• **Task material**:
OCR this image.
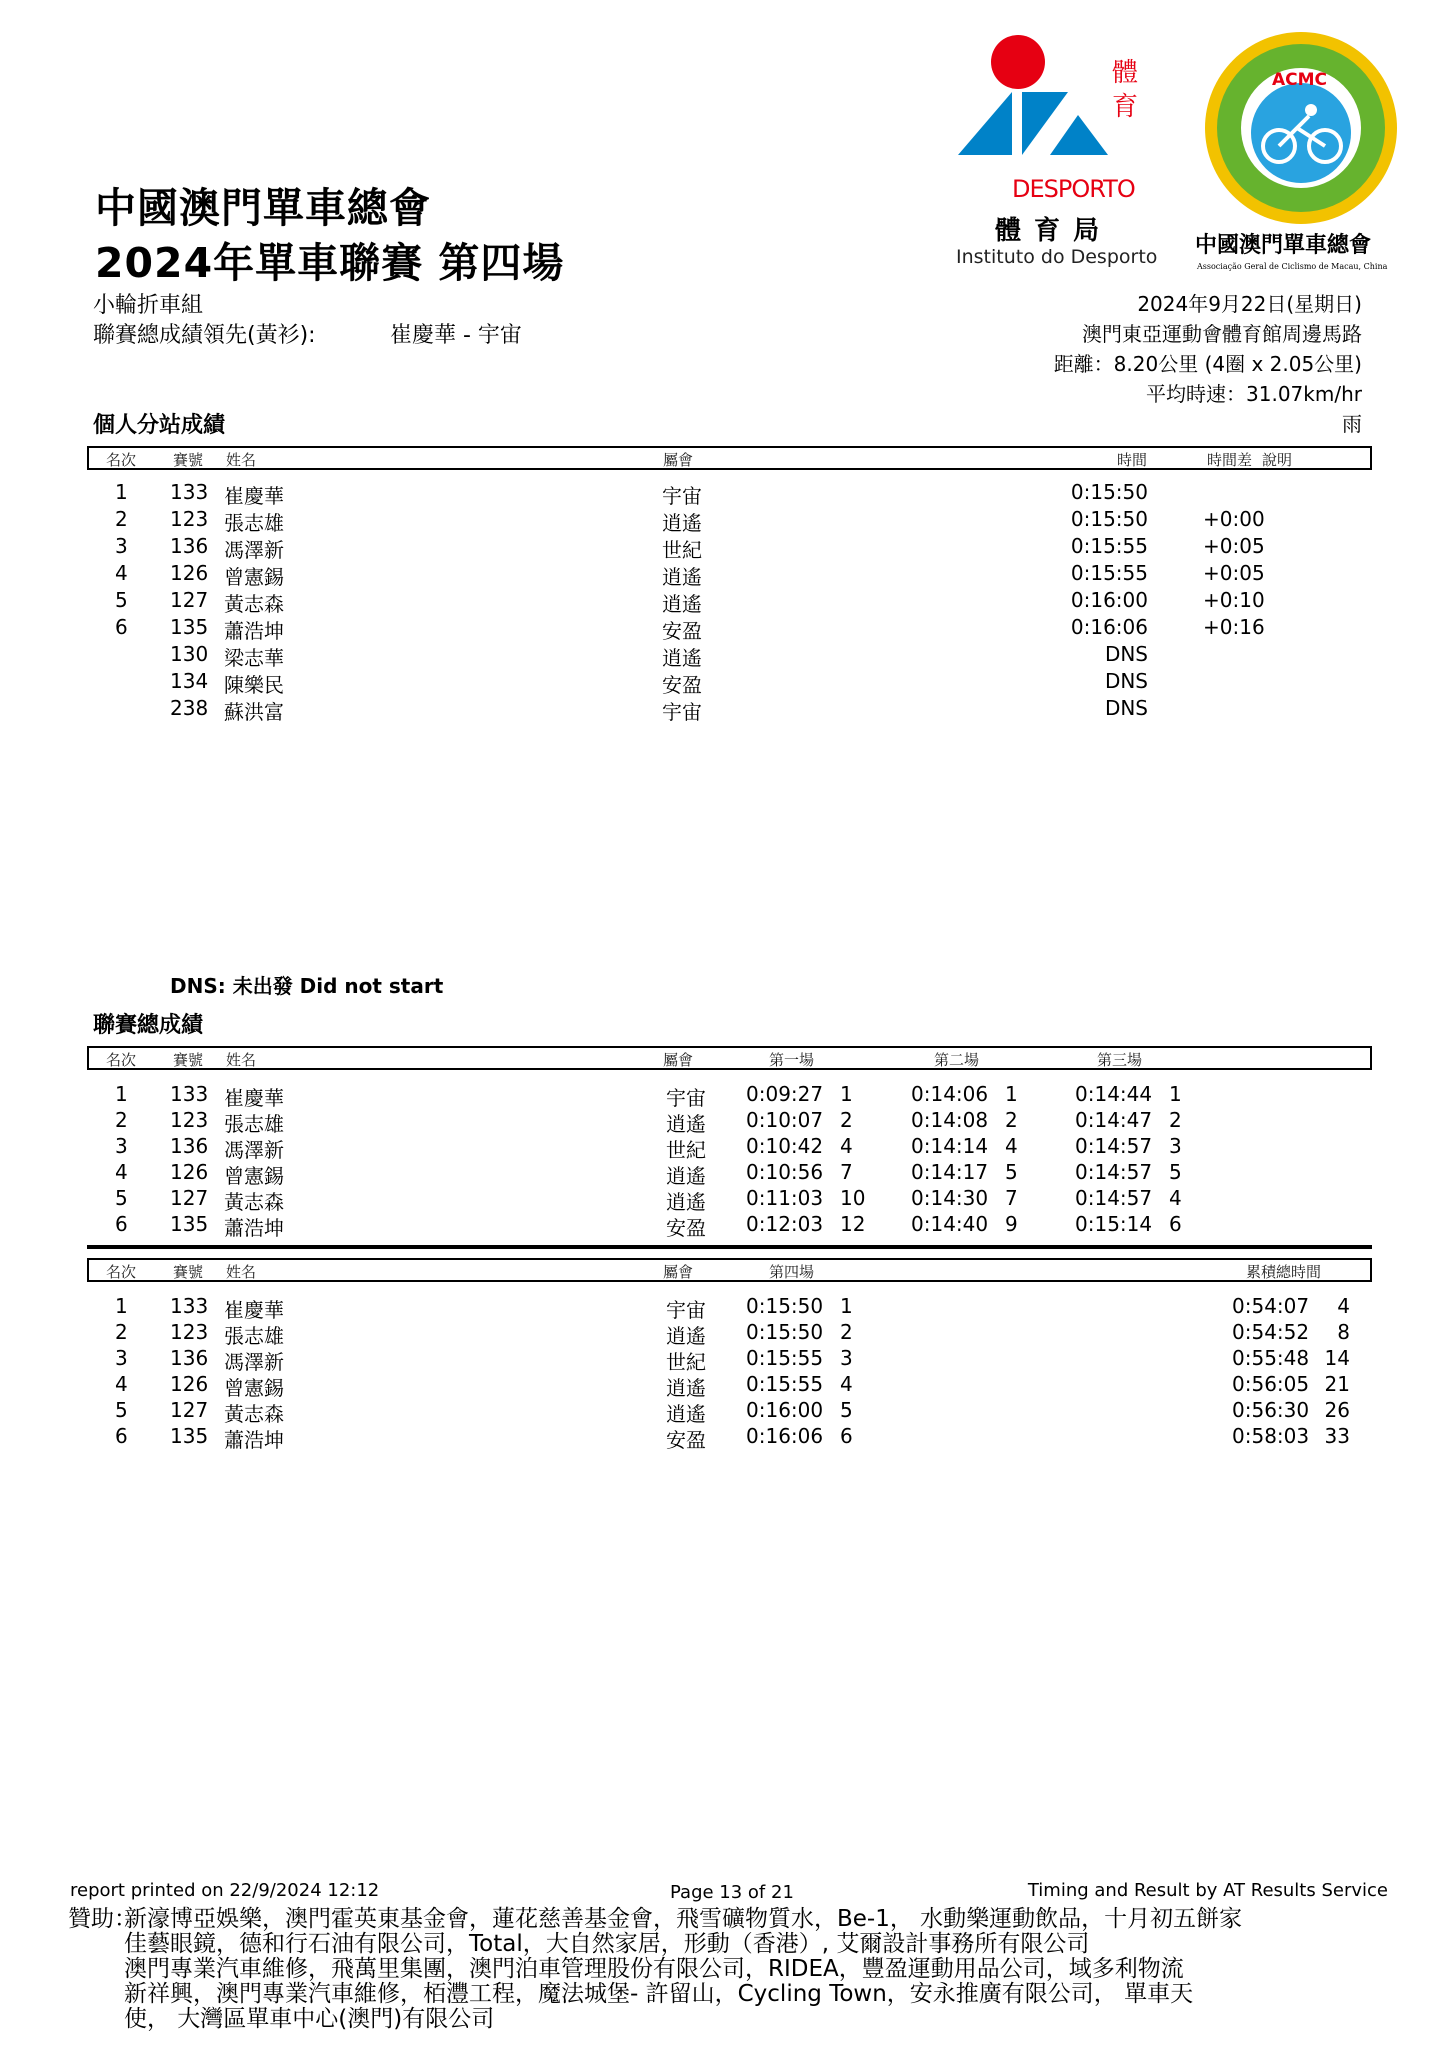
中國澳門單車總會
2024年單車聯賽 第四場
小輪折車組
聯賽總成績領先(黃衫):	崔慶華 - 宇宙
2024年9月22日(星期日)
澳門東亞運動會體育館周邊馬路
距離：8.20公里 (4圈 x 2.05公里)
平均時速：31.07km/hr
雨
體育
DESPORTO
體 育 局
Instituto do Desporto
ACMC
中國澳門單車總會
Associação Geral de Ciclismo de Macau, China
個人分站成績
名次 賽號 姓名	屬會	時間	時間差 說明
1 133 崔慶華	宇宙	0:15:50
2 123 張志雄	逍遙	0:15:50	+0:00
3 136 馮澤新	世紀	0:15:55	+0:05
4 126 曾憲錫	逍遙	0:15:55	+0:05
5 127 黃志森	逍遙	0:16:00	+0:10
6 135 蕭浩坤	安盈	0:16:06	+0:16
130 梁志華	逍遙	DNS
134 陳樂民	安盈	DNS
238 蘇洪富	宇宙	DNS
DNS: 未出發 Did not start
聯賽總成績
名次 賽號 姓名	屬會	第一場	第二場	第三場
1 133 崔慶華	宇宙 0:09:27 1	0:14:06 1	0:14:44 1
2 123 張志雄	逍遙 0:10:07 2	0:14:08 2	0:14:47 2
3 136 馮澤新	世紀 0:10:42 4	0:14:14 4	0:14:57 3
4 126 曾憲錫	逍遙 0:10:56 7	0:14:17 5	0:14:57 5
5 127 黃志森	逍遙 0:11:03 10 0:14:30 7	0:14:57 4
6 135 蕭浩坤	安盈 0:12:03 12 0:14:40 9	0:15:14 6
名次 賽號 姓名	屬會	第四場	累積總時間
1 133 崔慶華	宇宙 0:15:50 1	0:54:07 4
2 123 張志雄	逍遙 0:15:50 2	0:54:52 8
3 136 馮澤新	世紀 0:15:55 3	0:55:48 14
4 126 曾憲錫	逍遙 0:15:55 4	0:56:05 21
5 127 黃志森	逍遙 0:16:00 5	0:56:30 26
6 135 蕭浩坤	安盈 0:16:06 6	0:58:03 33
report printed on 22/9/2024 12:12	Page 13 of 21	Timing and Result by AT Results Service
贊助：
新濠博亞娛樂，澳門霍英東基金會，蓮花慈善基金會，飛雪礦物質水，Be-1， 水動樂運動飲品，十月初五餅家
佳藝眼鏡，德和行石油有限公司，Total，大自然家居，形動（香港）, 艾爾設計事務所有限公司
澳門專業汽車維修，飛萬里集團，澳門泊車管理股份有限公司，RIDEA，豐盈運動用品公司，域多利物流
新祥興，澳門專業汽車維修，栢灃工程，魔法城堡- 許留山，Cycling Town，安永推廣有限公司， 單車天
使， 大灣區單車中心(澳門)有限公司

• **What is expected**: All of the lines above should be retyped precisely, apart from the pictures.

• **Solution to this exercise**:
OCR this image.
中國澳門單車總會
2024年單車聯賽 第四場
小輪折車組
聯賽總成績領先(黃衫):	崔慶華 - 宇宙
2024年9月22日(星期日)
澳門東亞運動會體育館周邊馬路
距離：8.20公里 (4圈 x 2.05公里)
平均時速：31.07km/hr
雨
體育
DESPORTO
體 育 局
Instituto do Desporto
ACMC
中國澳門單車總會
Associação Geral de Ciclismo de Macau, China
個人分站成績
名次 賽號 姓名	屬會	時間	時間差 說明
1 133 崔慶華	宇宙	0:15:50
2 123 張志雄	逍遙	0:15:50	+0:00
3 136 馮澤新	世紀	0:15:55	+0:05
4 126 曾憲錫	逍遙	0:15:55	+0:05
5 127 黃志森	逍遙	0:16:00	+0:10
6 135 蕭浩坤	安盈	0:16:06	+0:16
130 梁志華	逍遙	DNS
134 陳樂民	安盈	DNS
238 蘇洪富	宇宙	DNS
DNS: 未出發 Did not start
聯賽總成績
名次 賽號 姓名	屬會	第一場	第二場	第三場
1 133 崔慶華	宇宙 0:09:27 1	0:14:06 1	0:14:44 1
2 123 張志雄	逍遙 0:10:07 2	0:14:08 2	0:14:47 2
3 136 馮澤新	世紀 0:10:42 4	0:14:14 4	0:14:57 3
4 126 曾憲錫	逍遙 0:10:56 7	0:14:17 5	0:14:57 5
5 127 黃志森	逍遙 0:11:03 10 0:14:30 7	0:14:57 4
6 135 蕭浩坤	安盈 0:12:03 12 0:14:40 9	0:15:14 6
名次 賽號 姓名	屬會	第四場	累積總時間
1 133 崔慶華	宇宙 0:15:50 1	0:54:07 4
2 123 張志雄	逍遙 0:15:50 2	0:54:52 8
3 136 馮澤新	世紀 0:15:55 3	0:55:48 14
4 126 曾憲錫	逍遙 0:15:55 4	0:56:05 21
5 127 黃志森	逍遙 0:16:00 5	0:56:30 26
6 135 蕭浩坤	安盈 0:16:06 6	0:58:03 33
report printed on 22/9/2024 12:12	Page 13 of 21	Timing and Result by AT Results Service
贊助：
新濠博亞娛樂，澳門霍英東基金會，蓮花慈善基金會，飛雪礦物質水，Be-1， 水動樂運動飲品，十月初五餅家
佳藝眼鏡，德和行石油有限公司，Total，大自然家居，形動（香港）, 艾爾設計事務所有限公司
澳門專業汽車維修，飛萬里集團，澳門泊車管理股份有限公司，RIDEA，豐盈運動用品公司，域多利物流
新祥興，澳門專業汽車維修，栢灃工程，魔法城堡- 許留山，Cycling Town，安永推廣有限公司， 單車天
使， 大灣區單車中心(澳門)有限公司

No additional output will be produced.